- **PROBLEM TO WORK ON**: Exactly as they appear, output all of the entries.

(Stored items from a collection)

__________

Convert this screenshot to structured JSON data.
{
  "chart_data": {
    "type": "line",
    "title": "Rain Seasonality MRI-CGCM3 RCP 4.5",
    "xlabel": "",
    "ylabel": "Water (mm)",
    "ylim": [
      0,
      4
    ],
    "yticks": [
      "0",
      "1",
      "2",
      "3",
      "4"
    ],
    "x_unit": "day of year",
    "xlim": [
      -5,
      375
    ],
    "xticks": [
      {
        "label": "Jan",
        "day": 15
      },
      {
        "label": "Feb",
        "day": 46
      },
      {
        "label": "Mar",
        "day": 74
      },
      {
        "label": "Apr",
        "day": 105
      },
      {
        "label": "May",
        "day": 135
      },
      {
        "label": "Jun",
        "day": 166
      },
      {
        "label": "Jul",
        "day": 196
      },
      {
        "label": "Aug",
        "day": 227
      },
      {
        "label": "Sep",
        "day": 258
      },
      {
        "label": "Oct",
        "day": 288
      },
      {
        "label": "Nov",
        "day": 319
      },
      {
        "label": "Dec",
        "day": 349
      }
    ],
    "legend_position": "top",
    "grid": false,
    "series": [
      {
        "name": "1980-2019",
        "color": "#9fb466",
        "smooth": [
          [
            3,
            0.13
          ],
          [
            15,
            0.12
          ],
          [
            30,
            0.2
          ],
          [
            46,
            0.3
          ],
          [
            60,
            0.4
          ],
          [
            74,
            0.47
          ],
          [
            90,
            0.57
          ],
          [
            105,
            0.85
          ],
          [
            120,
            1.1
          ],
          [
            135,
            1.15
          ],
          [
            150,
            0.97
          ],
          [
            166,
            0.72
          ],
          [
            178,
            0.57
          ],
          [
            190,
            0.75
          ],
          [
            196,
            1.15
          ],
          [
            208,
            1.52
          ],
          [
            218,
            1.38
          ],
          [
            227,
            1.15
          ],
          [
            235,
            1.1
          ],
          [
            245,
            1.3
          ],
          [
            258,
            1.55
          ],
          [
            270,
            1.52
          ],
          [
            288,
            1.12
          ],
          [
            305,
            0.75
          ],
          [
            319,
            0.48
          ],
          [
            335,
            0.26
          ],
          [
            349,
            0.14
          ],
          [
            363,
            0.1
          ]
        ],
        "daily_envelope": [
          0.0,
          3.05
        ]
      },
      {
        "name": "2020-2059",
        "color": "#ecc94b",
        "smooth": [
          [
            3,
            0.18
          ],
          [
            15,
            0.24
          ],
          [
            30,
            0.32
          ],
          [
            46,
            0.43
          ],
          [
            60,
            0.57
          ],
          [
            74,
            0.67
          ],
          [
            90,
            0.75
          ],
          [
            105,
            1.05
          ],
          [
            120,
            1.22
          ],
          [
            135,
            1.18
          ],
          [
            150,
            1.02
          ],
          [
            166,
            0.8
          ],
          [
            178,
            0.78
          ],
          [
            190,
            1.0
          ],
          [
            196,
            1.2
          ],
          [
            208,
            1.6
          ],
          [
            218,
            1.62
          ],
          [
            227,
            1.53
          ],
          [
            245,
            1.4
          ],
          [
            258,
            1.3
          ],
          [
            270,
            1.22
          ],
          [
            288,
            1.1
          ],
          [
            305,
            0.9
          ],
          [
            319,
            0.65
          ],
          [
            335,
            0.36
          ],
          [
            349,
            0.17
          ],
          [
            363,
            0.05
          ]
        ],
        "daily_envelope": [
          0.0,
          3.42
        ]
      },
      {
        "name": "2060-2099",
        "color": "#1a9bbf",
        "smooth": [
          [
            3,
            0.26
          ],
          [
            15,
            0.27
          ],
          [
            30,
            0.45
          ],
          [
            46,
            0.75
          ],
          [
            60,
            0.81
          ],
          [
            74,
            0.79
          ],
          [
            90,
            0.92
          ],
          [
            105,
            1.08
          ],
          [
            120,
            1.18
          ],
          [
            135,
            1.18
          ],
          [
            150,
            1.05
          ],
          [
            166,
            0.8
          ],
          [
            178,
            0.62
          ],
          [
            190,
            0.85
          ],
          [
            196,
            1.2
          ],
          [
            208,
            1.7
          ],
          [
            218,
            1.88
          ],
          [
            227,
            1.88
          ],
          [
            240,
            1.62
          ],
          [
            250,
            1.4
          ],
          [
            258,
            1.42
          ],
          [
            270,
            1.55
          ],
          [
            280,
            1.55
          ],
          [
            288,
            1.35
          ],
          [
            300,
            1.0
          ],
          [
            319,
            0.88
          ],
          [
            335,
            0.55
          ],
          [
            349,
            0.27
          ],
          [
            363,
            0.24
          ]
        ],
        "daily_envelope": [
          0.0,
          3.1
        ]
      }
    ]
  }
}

__________

- **PROBLEM SOLUTION**:
Convert this screenshot to structured JSON data.
{
  "chart_data": {
    "type": "line",
    "title": "Rain Seasonality MRI-CGCM3 RCP 4.5",
    "xlabel": "",
    "ylabel": "Water (mm)",
    "ylim": [
      0,
      4
    ],
    "yticks": [
      "0",
      "1",
      "2",
      "3",
      "4"
    ],
    "x_unit": "day of year",
    "xlim": [
      -5,
      375
    ],
    "xticks": [
      {
        "label": "Jan",
        "day": 15
      },
      {
        "label": "Feb",
        "day": 46
      },
      {
        "label": "Mar",
        "day": 74
      },
      {
        "label": "Apr",
        "day": 105
      },
      {
        "label": "May",
        "day": 135
      },
      {
        "label": "Jun",
        "day": 166
      },
      {
        "label": "Jul",
        "day": 196
      },
      {
        "label": "Aug",
        "day": 227
      },
      {
        "label": "Sep",
        "day": 258
      },
      {
        "label": "Oct",
        "day": 288
      },
      {
        "label": "Nov",
        "day": 319
      },
      {
        "label": "Dec",
        "day": 349
      }
    ],
    "legend_position": "top",
    "grid": false,
    "series": [
      {
        "name": "1980-2019",
        "color": "#9fb466",
        "smooth": [
          [
            3,
            0.13
          ],
          [
            15,
            0.12
          ],
          [
            30,
            0.2
          ],
          [
            46,
            0.3
          ],
          [
            60,
            0.4
          ],
          [
            74,
            0.47
          ],
          [
            90,
            0.57
          ],
          [
            105,
            0.85
          ],
          [
            120,
            1.1
          ],
          [
            135,
            1.15
          ],
          [
            150,
            0.97
          ],
          [
            166,
            0.72
          ],
          [
            178,
            0.57
          ],
          [
            190,
            0.75
          ],
          [
            196,
            1.15
          ],
          [
            208,
            1.52
          ],
          [
            218,
            1.38
          ],
          [
            227,
            1.15
          ],
          [
            235,
            1.1
          ],
          [
            245,
            1.3
          ],
          [
            258,
            1.55
          ],
          [
            270,
            1.52
          ],
          [
            288,
            1.12
          ],
          [
            305,
            0.75
          ],
          [
            319,
            0.48
          ],
          [
            335,
            0.26
          ],
          [
            349,
            0.14
          ],
          [
            363,
            0.1
          ]
        ],
        "daily_envelope": [
          0.0,
          3.05
        ]
      },
      {
        "name": "2020-2059",
        "color": "#ecc94b",
        "smooth": [
          [
            3,
            0.18
          ],
          [
            15,
            0.24
          ],
          [
            30,
            0.32
          ],
          [
            46,
            0.43
          ],
          [
            60,
            0.57
          ],
          [
            74,
            0.67
          ],
          [
            90,
            0.75
          ],
          [
            105,
            1.05
          ],
          [
            120,
            1.22
          ],
          [
            135,
            1.18
          ],
          [
            150,
            1.02
          ],
          [
            166,
            0.8
          ],
          [
            178,
            0.78
          ],
          [
            190,
            1.0
          ],
          [
            196,
            1.2
          ],
          [
            208,
            1.6
          ],
          [
            218,
            1.62
          ],
          [
            227,
            1.53
          ],
          [
            245,
            1.4
          ],
          [
            258,
            1.3
          ],
          [
            270,
            1.22
          ],
          [
            288,
            1.1
          ],
          [
            305,
            0.9
          ],
          [
            319,
            0.65
          ],
          [
            335,
            0.36
          ],
          [
            349,
            0.17
          ],
          [
            363,
            0.05
          ]
        ],
        "daily_envelope": [
          0.0,
          3.42
        ]
      },
      {
        "name": "2060-2099",
        "color": "#1a9bbf",
        "smooth": [
          [
            3,
            0.26
          ],
          [
            15,
            0.27
          ],
          [
            30,
            0.45
          ],
          [
            46,
            0.75
          ],
          [
            60,
            0.81
          ],
          [
            74,
            0.79
          ],
          [
            90,
            0.92
          ],
          [
            105,
            1.08
          ],
          [
            120,
            1.18
          ],
          [
            135,
            1.18
          ],
          [
            150,
            1.05
          ],
          [
            166,
            0.8
          ],
          [
            178,
            0.62
          ],
          [
            190,
            0.85
          ],
          [
            196,
            1.2
          ],
          [
            208,
            1.7
          ],
          [
            218,
            1.88
          ],
          [
            227,
            1.88
          ],
          [
            240,
            1.62
          ],
          [
            250,
            1.4
          ],
          [
            258,
            1.42
          ],
          [
            270,
            1.55
          ],
          [
            280,
            1.55
          ],
          [
            288,
            1.35
          ],
          [
            300,
            1.0
          ],
          [
            319,
            0.88
          ],
          [
            335,
            0.55
          ],
          [
            349,
            0.27
          ],
          [
            363,
            0.24
          ]
        ],
        "daily_envelope": [
          0.0,
          3.1
        ]
      }
    ]
  }
}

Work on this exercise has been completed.